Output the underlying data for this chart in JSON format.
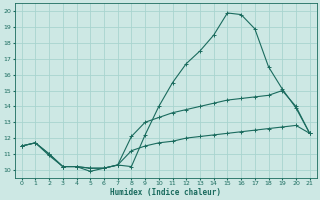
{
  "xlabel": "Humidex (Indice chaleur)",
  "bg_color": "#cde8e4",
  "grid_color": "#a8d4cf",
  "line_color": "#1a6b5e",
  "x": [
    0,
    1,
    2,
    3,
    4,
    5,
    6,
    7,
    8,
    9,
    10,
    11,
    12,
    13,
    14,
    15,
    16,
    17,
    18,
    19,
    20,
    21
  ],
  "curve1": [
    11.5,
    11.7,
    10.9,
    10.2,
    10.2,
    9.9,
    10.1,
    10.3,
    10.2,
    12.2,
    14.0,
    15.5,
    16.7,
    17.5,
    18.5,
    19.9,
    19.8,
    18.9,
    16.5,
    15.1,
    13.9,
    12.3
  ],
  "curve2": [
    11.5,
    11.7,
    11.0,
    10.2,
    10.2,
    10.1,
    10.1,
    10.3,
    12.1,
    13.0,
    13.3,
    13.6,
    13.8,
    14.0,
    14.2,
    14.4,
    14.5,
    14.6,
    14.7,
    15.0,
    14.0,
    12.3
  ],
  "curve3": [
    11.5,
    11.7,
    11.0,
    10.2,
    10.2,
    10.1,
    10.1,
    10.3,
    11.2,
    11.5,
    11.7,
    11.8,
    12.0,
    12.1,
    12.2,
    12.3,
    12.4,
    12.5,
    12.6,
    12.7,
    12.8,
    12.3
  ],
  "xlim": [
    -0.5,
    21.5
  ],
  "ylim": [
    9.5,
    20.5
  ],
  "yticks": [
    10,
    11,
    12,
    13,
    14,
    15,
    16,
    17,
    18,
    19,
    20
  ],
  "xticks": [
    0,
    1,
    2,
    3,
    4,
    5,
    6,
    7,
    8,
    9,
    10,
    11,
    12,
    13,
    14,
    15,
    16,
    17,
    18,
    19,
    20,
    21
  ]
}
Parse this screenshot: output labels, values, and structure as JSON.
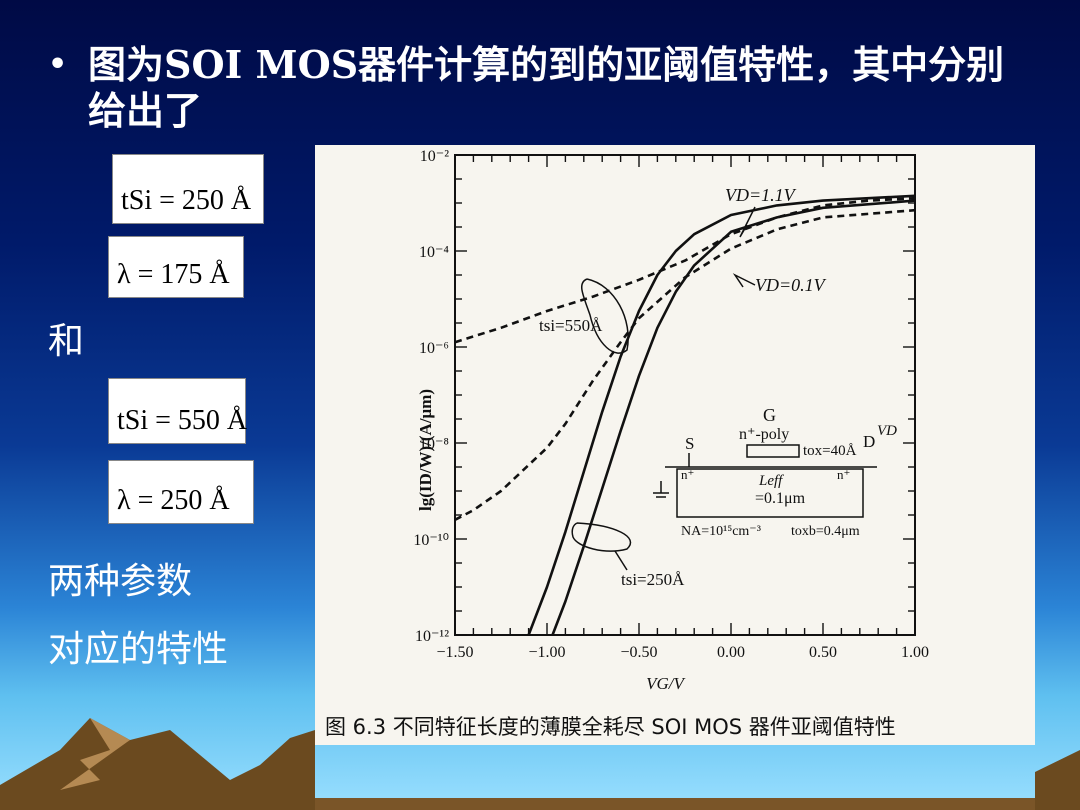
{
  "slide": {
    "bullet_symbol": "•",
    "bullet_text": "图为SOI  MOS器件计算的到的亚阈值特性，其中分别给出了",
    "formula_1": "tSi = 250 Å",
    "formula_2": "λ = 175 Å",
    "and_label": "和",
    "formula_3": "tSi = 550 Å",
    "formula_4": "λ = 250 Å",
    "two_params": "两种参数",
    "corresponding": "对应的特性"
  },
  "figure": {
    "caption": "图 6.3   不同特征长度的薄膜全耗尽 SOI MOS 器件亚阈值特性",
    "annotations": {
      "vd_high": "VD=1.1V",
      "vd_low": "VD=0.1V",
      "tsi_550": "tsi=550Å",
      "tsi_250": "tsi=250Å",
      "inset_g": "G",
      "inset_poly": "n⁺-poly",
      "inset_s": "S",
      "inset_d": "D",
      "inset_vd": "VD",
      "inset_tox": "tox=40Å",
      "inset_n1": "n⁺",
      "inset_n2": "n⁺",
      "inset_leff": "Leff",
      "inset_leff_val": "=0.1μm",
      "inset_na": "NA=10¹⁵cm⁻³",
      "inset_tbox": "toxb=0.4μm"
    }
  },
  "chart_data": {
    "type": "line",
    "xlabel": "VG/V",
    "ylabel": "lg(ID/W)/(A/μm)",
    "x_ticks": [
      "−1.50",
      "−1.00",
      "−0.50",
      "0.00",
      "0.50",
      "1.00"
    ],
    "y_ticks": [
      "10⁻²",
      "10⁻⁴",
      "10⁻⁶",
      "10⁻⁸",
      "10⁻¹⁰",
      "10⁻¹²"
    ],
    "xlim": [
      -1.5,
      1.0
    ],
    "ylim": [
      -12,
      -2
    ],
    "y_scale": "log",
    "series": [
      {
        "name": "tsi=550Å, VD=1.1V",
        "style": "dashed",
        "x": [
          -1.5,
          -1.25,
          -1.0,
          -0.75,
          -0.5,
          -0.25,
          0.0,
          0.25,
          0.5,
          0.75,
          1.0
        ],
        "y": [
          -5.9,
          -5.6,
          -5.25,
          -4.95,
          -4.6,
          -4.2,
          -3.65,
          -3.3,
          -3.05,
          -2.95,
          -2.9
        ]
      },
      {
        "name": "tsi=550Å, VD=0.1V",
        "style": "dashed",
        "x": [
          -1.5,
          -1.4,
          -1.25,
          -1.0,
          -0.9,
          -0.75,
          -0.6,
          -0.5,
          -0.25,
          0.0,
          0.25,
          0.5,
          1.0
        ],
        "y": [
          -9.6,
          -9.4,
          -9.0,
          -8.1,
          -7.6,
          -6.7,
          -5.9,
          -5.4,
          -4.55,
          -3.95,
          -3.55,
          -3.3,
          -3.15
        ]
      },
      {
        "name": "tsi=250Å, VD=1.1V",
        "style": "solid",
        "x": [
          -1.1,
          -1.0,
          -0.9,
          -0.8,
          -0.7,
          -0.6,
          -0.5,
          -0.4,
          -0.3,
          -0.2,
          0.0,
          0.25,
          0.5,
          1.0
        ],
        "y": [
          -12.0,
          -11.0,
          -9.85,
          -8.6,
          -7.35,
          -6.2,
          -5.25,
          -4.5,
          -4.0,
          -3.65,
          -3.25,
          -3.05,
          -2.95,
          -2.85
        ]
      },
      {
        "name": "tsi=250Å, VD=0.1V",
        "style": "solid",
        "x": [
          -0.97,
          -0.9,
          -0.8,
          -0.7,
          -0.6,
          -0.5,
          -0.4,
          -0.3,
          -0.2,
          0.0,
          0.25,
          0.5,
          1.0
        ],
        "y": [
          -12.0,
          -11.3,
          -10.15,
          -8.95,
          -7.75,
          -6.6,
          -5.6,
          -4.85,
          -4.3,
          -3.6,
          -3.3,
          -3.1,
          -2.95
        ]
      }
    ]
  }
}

# What the exercise asks
Retype every entry verbatim and exclude the pictures from the copy.

# Expected output
Output the underlying data for this chart in JSON format.
{
  "xlabel": "Humidex (Indice chaleur)",
  "bg_color": "#cde8e4",
  "grid_color": "#a8d4cf",
  "line_color": "#1a6b5e",
  "x": [
    0,
    1,
    2,
    3,
    4,
    5,
    6,
    7,
    8,
    9,
    10,
    11,
    12,
    13,
    14,
    15,
    16,
    17,
    18,
    19,
    20,
    21
  ],
  "curve1": [
    11.5,
    11.7,
    10.9,
    10.2,
    10.2,
    9.9,
    10.1,
    10.3,
    10.2,
    12.2,
    14.0,
    15.5,
    16.7,
    17.5,
    18.5,
    19.9,
    19.8,
    18.9,
    16.5,
    15.1,
    13.9,
    12.3
  ],
  "curve2": [
    11.5,
    11.7,
    11.0,
    10.2,
    10.2,
    10.1,
    10.1,
    10.3,
    12.1,
    13.0,
    13.3,
    13.6,
    13.8,
    14.0,
    14.2,
    14.4,
    14.5,
    14.6,
    14.7,
    15.0,
    14.0,
    12.3
  ],
  "curve3": [
    11.5,
    11.7,
    11.0,
    10.2,
    10.2,
    10.1,
    10.1,
    10.3,
    11.2,
    11.5,
    11.7,
    11.8,
    12.0,
    12.1,
    12.2,
    12.3,
    12.4,
    12.5,
    12.6,
    12.7,
    12.8,
    12.3
  ],
  "xlim": [
    -0.5,
    21.5
  ],
  "ylim": [
    9.5,
    20.5
  ],
  "yticks": [
    10,
    11,
    12,
    13,
    14,
    15,
    16,
    17,
    18,
    19,
    20
  ],
  "xticks": [
    0,
    1,
    2,
    3,
    4,
    5,
    6,
    7,
    8,
    9,
    10,
    11,
    12,
    13,
    14,
    15,
    16,
    17,
    18,
    19,
    20,
    21
  ]
}
Parse this screenshot: output labels, values, and structure as JSON.
{
  "slide": {
    "bullet_symbol": "•",
    "bullet_text": "图为SOI  MOS器件计算的到的亚阈值特性，其中分别给出了",
    "formula_1": "tSi = 250 Å",
    "formula_2": "λ = 175 Å",
    "and_label": "和",
    "formula_3": "tSi = 550 Å",
    "formula_4": "λ = 250 Å",
    "two_params": "两种参数",
    "corresponding": "对应的特性"
  },
  "figure": {
    "caption": "图 6.3   不同特征长度的薄膜全耗尽 SOI MOS 器件亚阈值特性",
    "annotations": {
      "vd_high": "VD=1.1V",
      "vd_low": "VD=0.1V",
      "tsi_550": "tsi=550Å",
      "tsi_250": "tsi=250Å",
      "inset_g": "G",
      "inset_poly": "n⁺-poly",
      "inset_s": "S",
      "inset_d": "D",
      "inset_vd": "VD",
      "inset_tox": "tox=40Å",
      "inset_n1": "n⁺",
      "inset_n2": "n⁺",
      "inset_leff": "Leff",
      "inset_leff_val": "=0.1μm",
      "inset_na": "NA=10¹⁵cm⁻³",
      "inset_tbox": "toxb=0.4μm"
    }
  },
  "chart_data": {
    "type": "line",
    "xlabel": "VG/V",
    "ylabel": "lg(ID/W)/(A/μm)",
    "x_ticks": [
      "−1.50",
      "−1.00",
      "−0.50",
      "0.00",
      "0.50",
      "1.00"
    ],
    "y_ticks": [
      "10⁻²",
      "10⁻⁴",
      "10⁻⁶",
      "10⁻⁸",
      "10⁻¹⁰",
      "10⁻¹²"
    ],
    "xlim": [
      -1.5,
      1.0
    ],
    "ylim": [
      -12,
      -2
    ],
    "y_scale": "log",
    "series": [
      {
        "name": "tsi=550Å, VD=1.1V",
        "style": "dashed",
        "x": [
          -1.5,
          -1.25,
          -1.0,
          -0.75,
          -0.5,
          -0.25,
          0.0,
          0.25,
          0.5,
          0.75,
          1.0
        ],
        "y": [
          -5.9,
          -5.6,
          -5.25,
          -4.95,
          -4.6,
          -4.2,
          -3.65,
          -3.3,
          -3.05,
          -2.95,
          -2.9
        ]
      },
      {
        "name": "tsi=550Å, VD=0.1V",
        "style": "dashed",
        "x": [
          -1.5,
          -1.4,
          -1.25,
          -1.0,
          -0.9,
          -0.75,
          -0.6,
          -0.5,
          -0.25,
          0.0,
          0.25,
          0.5,
          1.0
        ],
        "y": [
          -9.6,
          -9.4,
          -9.0,
          -8.1,
          -7.6,
          -6.7,
          -5.9,
          -5.4,
          -4.55,
          -3.95,
          -3.55,
          -3.3,
          -3.15
        ]
      },
      {
        "name": "tsi=250Å, VD=1.1V",
        "style": "solid",
        "x": [
          -1.1,
          -1.0,
          -0.9,
          -0.8,
          -0.7,
          -0.6,
          -0.5,
          -0.4,
          -0.3,
          -0.2,
          0.0,
          0.25,
          0.5,
          1.0
        ],
        "y": [
          -12.0,
          -11.0,
          -9.85,
          -8.6,
          -7.35,
          -6.2,
          -5.25,
          -4.5,
          -4.0,
          -3.65,
          -3.25,
          -3.05,
          -2.95,
          -2.85
        ]
      },
      {
        "name": "tsi=250Å, VD=0.1V",
        "style": "solid",
        "x": [
          -0.97,
          -0.9,
          -0.8,
          -0.7,
          -0.6,
          -0.5,
          -0.4,
          -0.3,
          -0.2,
          0.0,
          0.25,
          0.5,
          1.0
        ],
        "y": [
          -12.0,
          -11.3,
          -10.15,
          -8.95,
          -7.75,
          -6.6,
          -5.6,
          -4.85,
          -4.3,
          -3.6,
          -3.3,
          -3.1,
          -2.95
        ]
      }
    ]
  }
}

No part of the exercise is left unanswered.